Dataset records on visual material:
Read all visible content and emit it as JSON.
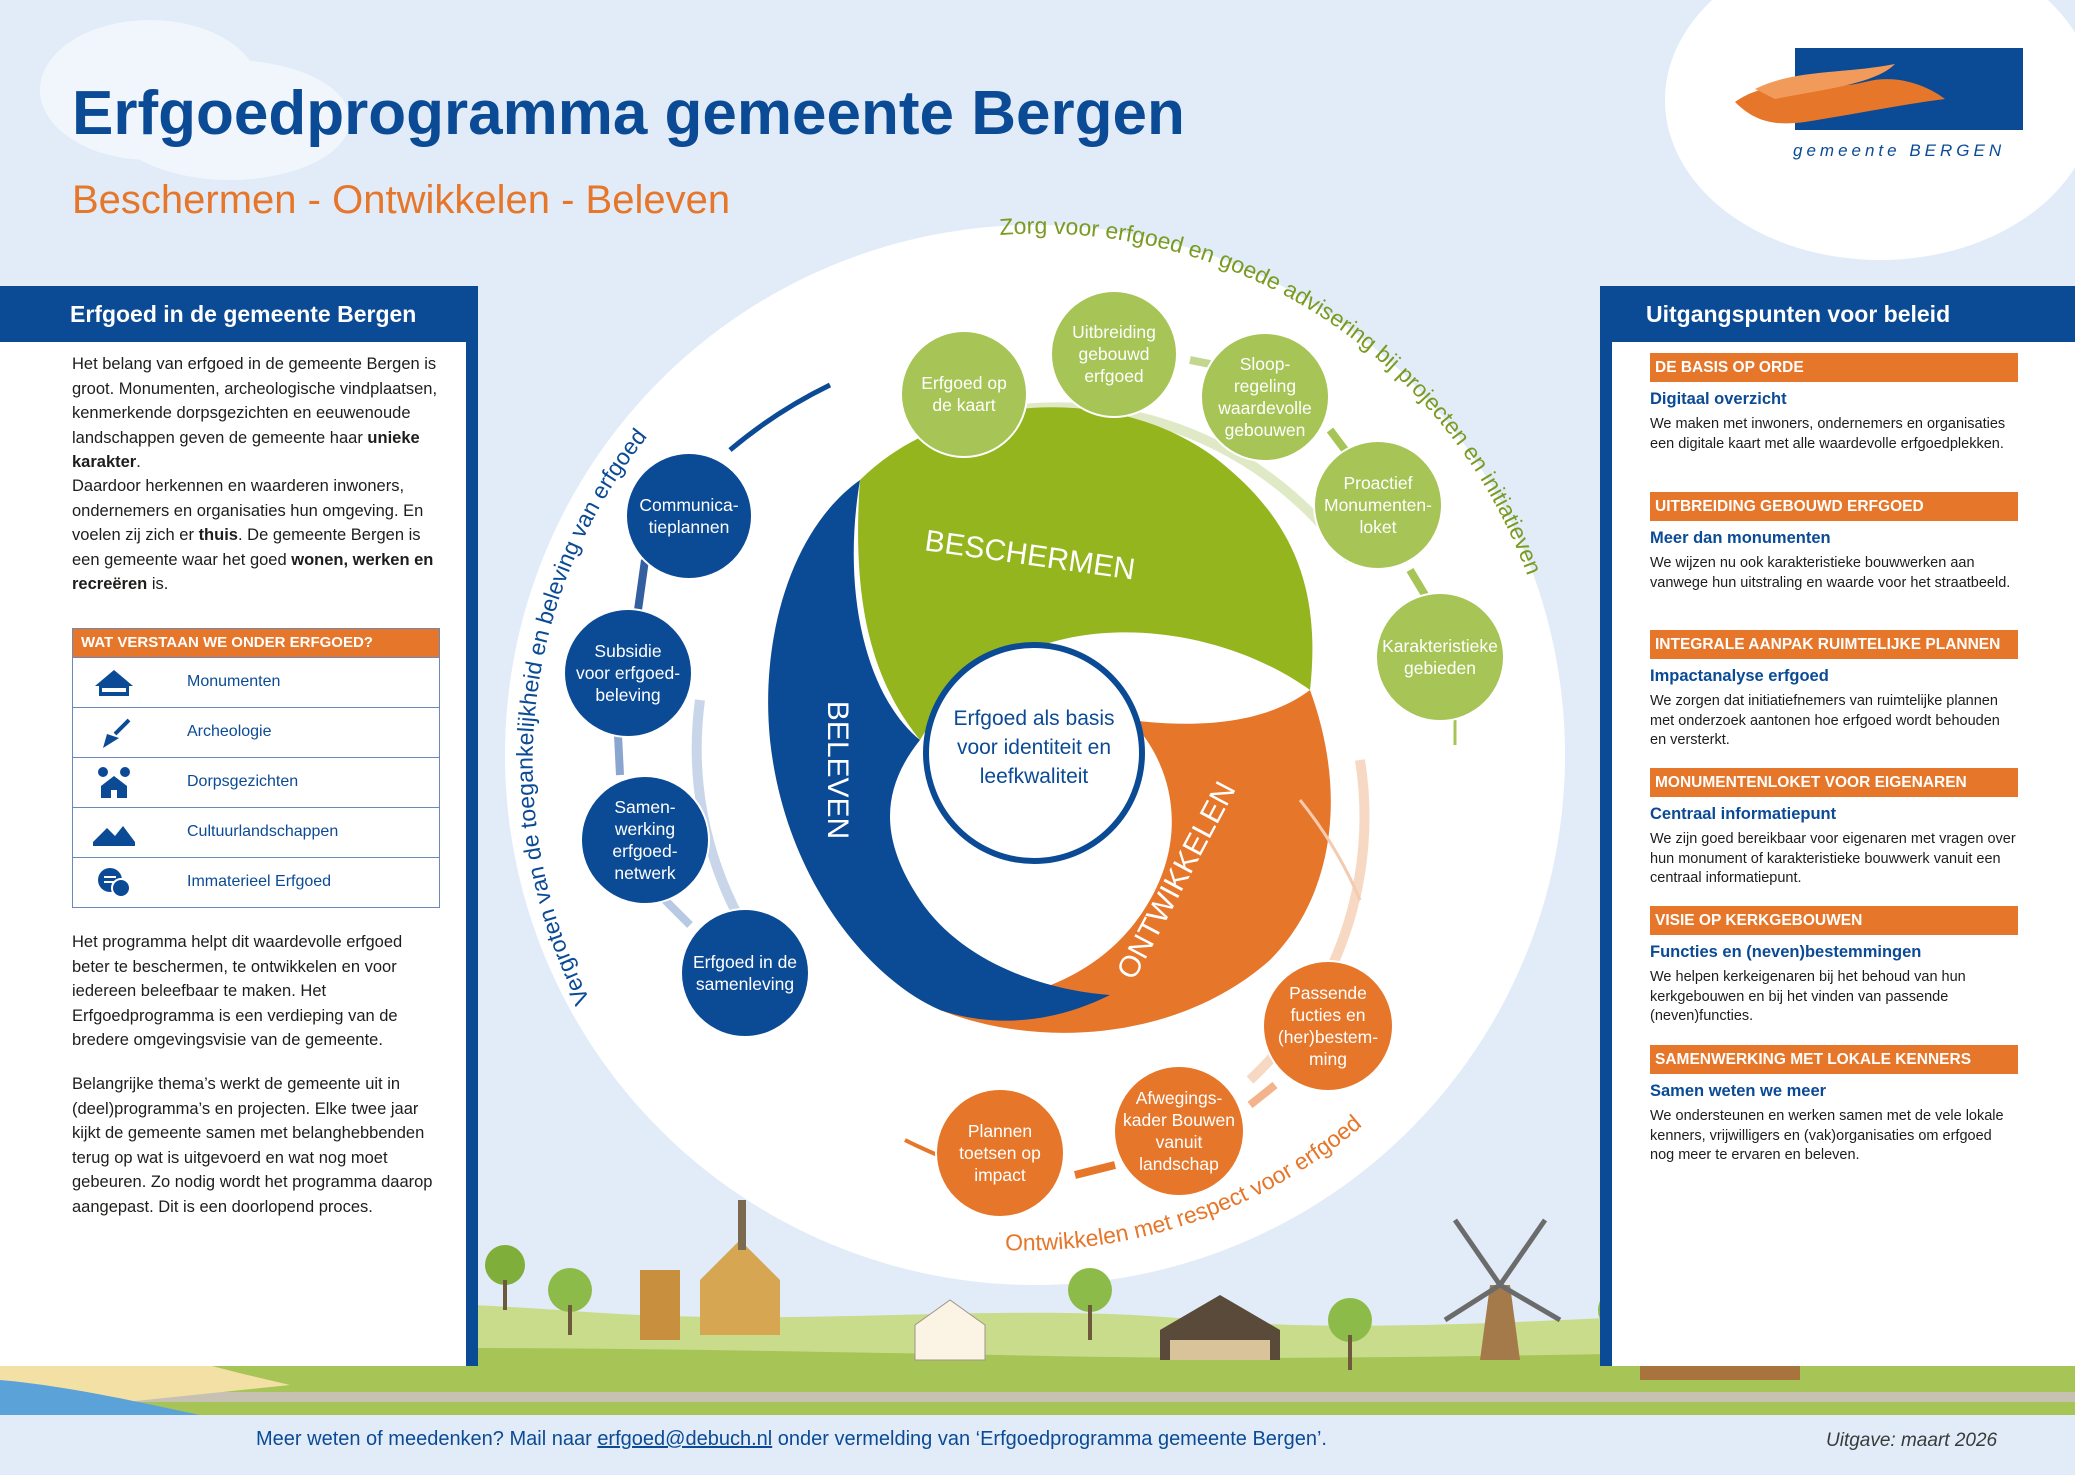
{
  "header": {
    "title": "Erfgoedprogramma gemeente Bergen",
    "subtitle": "Beschermen - Ontwikkelen - Beleven",
    "logo_text": "gemeente BERGEN"
  },
  "left_panel": {
    "title": "Erfgoed in de gemeente Bergen",
    "intro_1": "Het belang van erfgoed in de gemeente Bergen is groot. Monumenten, archeologische vindplaatsen, kenmerkende dorpsgezichten en eeuwenoude landschappen geven de gemeente haar ",
    "intro_1_bold": "unieke karakter",
    "intro_1_end": ".",
    "intro_2a": "Daardoor herkennen en waarderen inwoners, ondernemers en organisaties hun omgeving. En voelen zij zich er ",
    "intro_2_bold1": "thuis",
    "intro_2b": ". De gemeente Bergen is een gemeente waar het goed ",
    "intro_2_bold2": "wonen, werken en recreëren",
    "intro_2c": " is.",
    "categories_title": "WAT VERSTAAN WE ONDER ERFGOED?",
    "categories": [
      {
        "label": "Monumenten",
        "icon": "monument-icon"
      },
      {
        "label": "Archeologie",
        "icon": "trowel-icon"
      },
      {
        "label": "Dorpsgezichten",
        "icon": "village-icon"
      },
      {
        "label": "Cultuurlandschappen",
        "icon": "landscape-icon"
      },
      {
        "label": "Immaterieel Erfgoed",
        "icon": "speech-bubbles-icon"
      }
    ],
    "outro_1": "Het programma helpt dit waardevolle erfgoed beter te beschermen, te ontwikkelen en voor iedereen beleefbaar te maken. Het Erfgoedprogramma is een verdieping van de bredere omgevingsvisie van de gemeente.",
    "outro_2": "Belangrijke thema’s werkt de gemeente uit in (deel)programma’s en projecten. Elke twee jaar kijkt de gemeente samen met belanghebbenden terug op wat is uitgevoerd en wat nog moet gebeuren. Zo nodig wordt het programma daarop aangepast. Dit is een doorlopend proces."
  },
  "right_panel": {
    "title": "Uitgangspunten voor beleid",
    "sections": [
      {
        "head": "DE BASIS OP ORDE",
        "sub": "Digitaal overzicht",
        "body": "We maken met inwoners, ondernemers en organisaties een digitale kaart met alle waardevolle erfgoedplekken."
      },
      {
        "head": "UITBREIDING GEBOUWD ERFGOED",
        "sub": "Meer dan monumenten",
        "body": "We wijzen nu ook karakteristieke bouwwerken aan vanwege hun uitstraling en waarde voor het straatbeeld."
      },
      {
        "head": "INTEGRALE AANPAK RUIMTELIJKE PLANNEN",
        "sub": "Impactanalyse erfgoed",
        "body": "We zorgen dat initiatiefnemers van ruimtelijke plannen met onderzoek aantonen hoe erfgoed wordt behouden en versterkt."
      },
      {
        "head": "MONUMENTENLOKET VOOR EIGENAREN",
        "sub": "Centraal informatiepunt",
        "body": "We zijn goed bereikbaar voor eigenaren met vragen over hun monument of karakteristieke bouwwerk vanuit een centraal informatiepunt."
      },
      {
        "head": "VISIE OP KERKGEBOUWEN",
        "sub": "Functies en (neven)bestemmingen",
        "body": "We helpen kerkeigenaren bij het behoud van hun kerkgebouwen en bij het vinden van passende (neven)functies."
      },
      {
        "head": "SAMENWERKING MET LOKALE KENNERS",
        "sub": "Samen weten we meer",
        "body": "We ondersteunen en werken samen met de vele lokale kenners, vrijwilligers en (vak)organisaties om erfgoed nog meer te ervaren en beleven."
      }
    ]
  },
  "diagram": {
    "center": "Erfgoed als basis\nvoor identiteit en\nleefkwaliteit",
    "segment_beschermen": "BESCHERMEN",
    "segment_ontwikkelen": "ONTWIKKELEN",
    "segment_beleven": "BELEVEN",
    "arc_green": "Zorg voor erfgoed en goede advisering bij projecten en initiatieven",
    "arc_blue": "Vergroten van de toegankelijkheid en beleving van erfgoed",
    "arc_orange": "Ontwikkelen met respect voor erfgoed",
    "green_nodes": [
      "Erfgoed op\nde kaart",
      "Uitbreiding\ngebouwd\nerfgoed",
      "Sloop-\nregeling\nwaardevolle\ngebouwen",
      "Proactief\nMonumenten-\nloket",
      "Karakteristieke\ngebieden"
    ],
    "blue_nodes": [
      "Communica-\ntieplannen",
      "Subsidie\nvoor erfgoed-\nbeleving",
      "Samen-\nwerking\nerfgoed-\nnetwerk",
      "Erfgoed in de\nsamenleving"
    ],
    "orange_nodes": [
      "Passende\nfucties en\n(her)bestem-\nming",
      "Afwegings-\nkader Bouwen\nvanuit\nlandschap",
      "Plannen\ntoetsen op\nimpact"
    ]
  },
  "footer": {
    "text_before": "Meer weten of meedenken? Mail naar ",
    "email": "erfgoed@debuch.nl",
    "text_after": " onder vermelding van ‘Erfgoedprogramma gemeente Bergen’.",
    "issued": "Uitgave: maart 2026"
  },
  "colors": {
    "blue": "#0b4a95",
    "orange": "#e6762a",
    "green": "#a7c457",
    "sky": "#e1ecf8"
  }
}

TASK TO COMPLETE
Write out the records above once more, word for word, with no pictures.

COMPLETE RESPONSE
Read all visible content and emit it as JSON.
{
  "header": {
    "title": "Erfgoedprogramma gemeente Bergen",
    "subtitle": "Beschermen - Ontwikkelen - Beleven",
    "logo_text": "gemeente BERGEN"
  },
  "left_panel": {
    "title": "Erfgoed in de gemeente Bergen",
    "intro_1": "Het belang van erfgoed in de gemeente Bergen is groot. Monumenten, archeologische vindplaatsen, kenmerkende dorpsgezichten en eeuwenoude landschappen geven de gemeente haar ",
    "intro_1_bold": "unieke karakter",
    "intro_1_end": ".",
    "intro_2a": "Daardoor herkennen en waarderen inwoners, ondernemers en organisaties hun omgeving. En voelen zij zich er ",
    "intro_2_bold1": "thuis",
    "intro_2b": ". De gemeente Bergen is een gemeente waar het goed ",
    "intro_2_bold2": "wonen, werken en recreëren",
    "intro_2c": " is.",
    "categories_title": "WAT VERSTAAN WE ONDER ERFGOED?",
    "categories": [
      {
        "label": "Monumenten",
        "icon": "monument-icon"
      },
      {
        "label": "Archeologie",
        "icon": "trowel-icon"
      },
      {
        "label": "Dorpsgezichten",
        "icon": "village-icon"
      },
      {
        "label": "Cultuurlandschappen",
        "icon": "landscape-icon"
      },
      {
        "label": "Immaterieel Erfgoed",
        "icon": "speech-bubbles-icon"
      }
    ],
    "outro_1": "Het programma helpt dit waardevolle erfgoed beter te beschermen, te ontwikkelen en voor iedereen beleefbaar te maken. Het Erfgoedprogramma is een verdieping van de bredere omgevingsvisie van de gemeente.",
    "outro_2": "Belangrijke thema’s werkt de gemeente uit in (deel)programma’s en projecten. Elke twee jaar kijkt de gemeente samen met belanghebbenden terug op wat is uitgevoerd en wat nog moet gebeuren. Zo nodig wordt het programma daarop aangepast. Dit is een doorlopend proces."
  },
  "right_panel": {
    "title": "Uitgangspunten voor beleid",
    "sections": [
      {
        "head": "DE BASIS OP ORDE",
        "sub": "Digitaal overzicht",
        "body": "We maken met inwoners, ondernemers en organisaties een digitale kaart met alle waardevolle erfgoedplekken."
      },
      {
        "head": "UITBREIDING GEBOUWD ERFGOED",
        "sub": "Meer dan monumenten",
        "body": "We wijzen nu ook karakteristieke bouwwerken aan vanwege hun uitstraling en waarde voor het straatbeeld."
      },
      {
        "head": "INTEGRALE AANPAK RUIMTELIJKE PLANNEN",
        "sub": "Impactanalyse erfgoed",
        "body": "We zorgen dat initiatiefnemers van ruimtelijke plannen met onderzoek aantonen hoe erfgoed wordt behouden en versterkt."
      },
      {
        "head": "MONUMENTENLOKET VOOR EIGENAREN",
        "sub": "Centraal informatiepunt",
        "body": "We zijn goed bereikbaar voor eigenaren met vragen over hun monument of karakteristieke bouwwerk vanuit een centraal informatiepunt."
      },
      {
        "head": "VISIE OP KERKGEBOUWEN",
        "sub": "Functies en (neven)bestemmingen",
        "body": "We helpen kerkeigenaren bij het behoud van hun kerkgebouwen en bij het vinden van passende (neven)functies."
      },
      {
        "head": "SAMENWERKING MET LOKALE KENNERS",
        "sub": "Samen weten we meer",
        "body": "We ondersteunen en werken samen met de vele lokale kenners, vrijwilligers en (vak)organisaties om erfgoed nog meer te ervaren en beleven."
      }
    ]
  },
  "diagram": {
    "center": "Erfgoed als basis\nvoor identiteit en\nleefkwaliteit",
    "segment_beschermen": "BESCHERMEN",
    "segment_ontwikkelen": "ONTWIKKELEN",
    "segment_beleven": "BELEVEN",
    "arc_green": "Zorg voor erfgoed en goede advisering bij projecten en initiatieven",
    "arc_blue": "Vergroten van de toegankelijkheid en beleving van erfgoed",
    "arc_orange": "Ontwikkelen met respect voor erfgoed",
    "green_nodes": [
      "Erfgoed op\nde kaart",
      "Uitbreiding\ngebouwd\nerfgoed",
      "Sloop-\nregeling\nwaardevolle\ngebouwen",
      "Proactief\nMonumenten-\nloket",
      "Karakteristieke\ngebieden"
    ],
    "blue_nodes": [
      "Communica-\ntieplannen",
      "Subsidie\nvoor erfgoed-\nbeleving",
      "Samen-\nwerking\nerfgoed-\nnetwerk",
      "Erfgoed in de\nsamenleving"
    ],
    "orange_nodes": [
      "Passende\nfucties en\n(her)bestem-\nming",
      "Afwegings-\nkader Bouwen\nvanuit\nlandschap",
      "Plannen\ntoetsen op\nimpact"
    ]
  },
  "footer": {
    "text_before": "Meer weten of meedenken? Mail naar ",
    "email": "erfgoed@debuch.nl",
    "text_after": " onder vermelding van ‘Erfgoedprogramma gemeente Bergen’.",
    "issued": "Uitgave: maart 2026"
  },
  "colors": {
    "blue": "#0b4a95",
    "orange": "#e6762a",
    "green": "#a7c457",
    "sky": "#e1ecf8"
  }
}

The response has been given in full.